Chart and figure data:
:::

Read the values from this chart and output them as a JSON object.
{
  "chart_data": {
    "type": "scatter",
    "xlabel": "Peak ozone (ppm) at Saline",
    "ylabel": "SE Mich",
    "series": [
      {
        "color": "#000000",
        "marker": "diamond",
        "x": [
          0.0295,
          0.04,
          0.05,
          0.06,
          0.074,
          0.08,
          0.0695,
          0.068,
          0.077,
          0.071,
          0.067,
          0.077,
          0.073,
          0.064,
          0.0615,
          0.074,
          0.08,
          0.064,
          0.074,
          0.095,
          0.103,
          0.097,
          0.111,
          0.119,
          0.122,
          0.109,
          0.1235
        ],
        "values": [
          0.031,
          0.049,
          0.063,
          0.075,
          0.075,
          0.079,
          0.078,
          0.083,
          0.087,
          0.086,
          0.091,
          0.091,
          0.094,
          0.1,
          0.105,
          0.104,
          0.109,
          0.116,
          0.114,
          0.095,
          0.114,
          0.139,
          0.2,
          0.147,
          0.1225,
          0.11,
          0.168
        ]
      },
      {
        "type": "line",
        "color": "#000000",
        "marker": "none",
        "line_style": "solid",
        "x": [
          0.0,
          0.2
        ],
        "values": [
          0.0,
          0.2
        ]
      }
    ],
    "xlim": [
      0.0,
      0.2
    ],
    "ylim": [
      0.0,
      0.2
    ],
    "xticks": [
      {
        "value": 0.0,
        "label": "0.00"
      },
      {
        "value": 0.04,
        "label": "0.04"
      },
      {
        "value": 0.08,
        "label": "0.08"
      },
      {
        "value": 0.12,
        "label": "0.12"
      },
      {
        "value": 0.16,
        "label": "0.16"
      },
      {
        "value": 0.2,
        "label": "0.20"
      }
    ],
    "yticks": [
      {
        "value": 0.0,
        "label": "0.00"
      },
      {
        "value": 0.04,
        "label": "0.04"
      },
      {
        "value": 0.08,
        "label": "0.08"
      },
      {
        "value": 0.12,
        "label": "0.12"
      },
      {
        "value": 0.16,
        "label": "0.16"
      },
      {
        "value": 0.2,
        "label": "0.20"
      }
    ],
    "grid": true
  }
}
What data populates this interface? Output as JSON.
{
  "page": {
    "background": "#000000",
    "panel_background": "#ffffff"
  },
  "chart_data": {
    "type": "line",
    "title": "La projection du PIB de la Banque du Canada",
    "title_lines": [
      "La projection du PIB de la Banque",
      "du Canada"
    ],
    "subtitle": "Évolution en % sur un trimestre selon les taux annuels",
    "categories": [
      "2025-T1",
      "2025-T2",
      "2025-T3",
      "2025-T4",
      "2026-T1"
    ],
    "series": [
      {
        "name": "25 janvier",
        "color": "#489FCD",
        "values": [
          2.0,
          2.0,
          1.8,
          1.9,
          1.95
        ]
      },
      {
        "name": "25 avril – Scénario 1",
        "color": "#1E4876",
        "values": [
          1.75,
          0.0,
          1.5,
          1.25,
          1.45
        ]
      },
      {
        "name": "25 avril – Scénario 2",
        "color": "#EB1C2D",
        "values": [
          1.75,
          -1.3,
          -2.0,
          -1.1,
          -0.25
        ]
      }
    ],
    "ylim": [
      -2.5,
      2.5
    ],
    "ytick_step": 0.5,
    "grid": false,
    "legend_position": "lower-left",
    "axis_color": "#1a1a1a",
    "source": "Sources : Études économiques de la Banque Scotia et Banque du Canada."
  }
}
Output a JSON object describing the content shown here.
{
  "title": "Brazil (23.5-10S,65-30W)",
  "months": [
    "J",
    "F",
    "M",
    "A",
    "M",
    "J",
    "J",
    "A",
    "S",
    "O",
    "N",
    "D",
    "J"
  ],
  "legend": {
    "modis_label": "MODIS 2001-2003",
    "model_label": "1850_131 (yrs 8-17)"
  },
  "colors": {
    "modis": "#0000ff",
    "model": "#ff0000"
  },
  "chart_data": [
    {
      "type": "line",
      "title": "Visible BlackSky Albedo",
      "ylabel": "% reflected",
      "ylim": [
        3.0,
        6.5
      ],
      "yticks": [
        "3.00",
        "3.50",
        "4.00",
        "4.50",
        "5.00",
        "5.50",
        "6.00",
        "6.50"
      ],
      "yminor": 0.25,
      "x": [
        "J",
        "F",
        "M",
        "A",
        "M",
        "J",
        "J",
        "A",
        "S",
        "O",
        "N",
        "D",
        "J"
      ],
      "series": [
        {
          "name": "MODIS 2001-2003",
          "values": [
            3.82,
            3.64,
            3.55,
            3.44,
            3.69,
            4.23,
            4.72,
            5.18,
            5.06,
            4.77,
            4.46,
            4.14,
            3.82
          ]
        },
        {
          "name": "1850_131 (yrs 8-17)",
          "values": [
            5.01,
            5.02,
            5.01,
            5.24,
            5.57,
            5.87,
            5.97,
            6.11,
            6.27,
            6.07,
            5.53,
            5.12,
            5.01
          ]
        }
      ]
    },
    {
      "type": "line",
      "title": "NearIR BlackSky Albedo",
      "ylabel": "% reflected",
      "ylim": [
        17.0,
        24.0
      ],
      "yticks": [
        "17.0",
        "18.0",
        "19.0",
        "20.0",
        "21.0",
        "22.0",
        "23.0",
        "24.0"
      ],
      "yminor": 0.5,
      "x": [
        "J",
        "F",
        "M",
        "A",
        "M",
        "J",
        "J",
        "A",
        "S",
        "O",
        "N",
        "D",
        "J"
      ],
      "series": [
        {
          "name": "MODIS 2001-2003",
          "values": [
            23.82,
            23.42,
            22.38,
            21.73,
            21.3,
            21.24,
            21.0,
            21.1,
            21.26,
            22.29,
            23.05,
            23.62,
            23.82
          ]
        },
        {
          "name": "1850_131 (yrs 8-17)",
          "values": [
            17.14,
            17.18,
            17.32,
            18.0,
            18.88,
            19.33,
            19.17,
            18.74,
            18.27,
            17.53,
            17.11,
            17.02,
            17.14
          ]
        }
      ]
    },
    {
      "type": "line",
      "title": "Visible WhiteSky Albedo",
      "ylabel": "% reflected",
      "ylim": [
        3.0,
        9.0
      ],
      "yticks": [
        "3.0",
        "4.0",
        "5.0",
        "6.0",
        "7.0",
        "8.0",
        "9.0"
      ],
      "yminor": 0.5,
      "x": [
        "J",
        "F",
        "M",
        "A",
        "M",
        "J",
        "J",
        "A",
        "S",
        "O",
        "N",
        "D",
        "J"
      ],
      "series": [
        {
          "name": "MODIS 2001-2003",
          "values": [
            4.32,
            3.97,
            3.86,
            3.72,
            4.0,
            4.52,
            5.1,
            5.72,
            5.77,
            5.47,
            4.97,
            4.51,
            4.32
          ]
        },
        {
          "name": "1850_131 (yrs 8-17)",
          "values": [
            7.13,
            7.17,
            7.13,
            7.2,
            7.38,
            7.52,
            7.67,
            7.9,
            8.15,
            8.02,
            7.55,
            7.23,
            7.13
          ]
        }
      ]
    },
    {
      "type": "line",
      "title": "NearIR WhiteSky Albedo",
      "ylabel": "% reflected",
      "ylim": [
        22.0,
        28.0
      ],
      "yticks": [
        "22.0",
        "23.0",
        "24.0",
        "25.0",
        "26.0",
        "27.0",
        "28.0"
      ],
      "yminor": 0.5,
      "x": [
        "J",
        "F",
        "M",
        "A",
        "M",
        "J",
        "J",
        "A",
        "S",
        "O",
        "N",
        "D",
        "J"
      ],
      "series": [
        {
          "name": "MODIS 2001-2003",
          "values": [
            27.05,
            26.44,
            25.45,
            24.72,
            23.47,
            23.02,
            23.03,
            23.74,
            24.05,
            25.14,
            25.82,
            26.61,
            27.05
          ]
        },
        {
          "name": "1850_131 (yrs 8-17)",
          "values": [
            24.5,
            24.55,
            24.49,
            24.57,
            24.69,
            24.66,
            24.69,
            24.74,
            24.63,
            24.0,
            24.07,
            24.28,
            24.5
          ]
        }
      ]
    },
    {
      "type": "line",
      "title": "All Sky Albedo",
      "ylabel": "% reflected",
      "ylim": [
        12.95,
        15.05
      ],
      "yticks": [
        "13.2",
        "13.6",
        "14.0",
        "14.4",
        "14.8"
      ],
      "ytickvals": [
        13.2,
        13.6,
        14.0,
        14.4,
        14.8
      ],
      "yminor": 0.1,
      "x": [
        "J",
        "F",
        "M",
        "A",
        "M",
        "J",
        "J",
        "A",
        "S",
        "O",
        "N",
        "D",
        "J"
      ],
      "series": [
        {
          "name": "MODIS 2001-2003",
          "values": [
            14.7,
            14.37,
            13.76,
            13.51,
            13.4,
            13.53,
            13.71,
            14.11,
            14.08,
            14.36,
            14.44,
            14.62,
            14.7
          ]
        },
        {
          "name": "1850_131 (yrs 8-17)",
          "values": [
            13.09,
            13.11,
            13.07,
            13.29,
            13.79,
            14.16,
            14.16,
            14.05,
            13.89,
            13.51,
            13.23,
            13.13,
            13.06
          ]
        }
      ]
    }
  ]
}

:::

• What the task requires
In the entries above, find lines with "object" and copy each.

• Task result
Read the values from this chart and output them as a JSON object.
Output a JSON object describing the content shown here.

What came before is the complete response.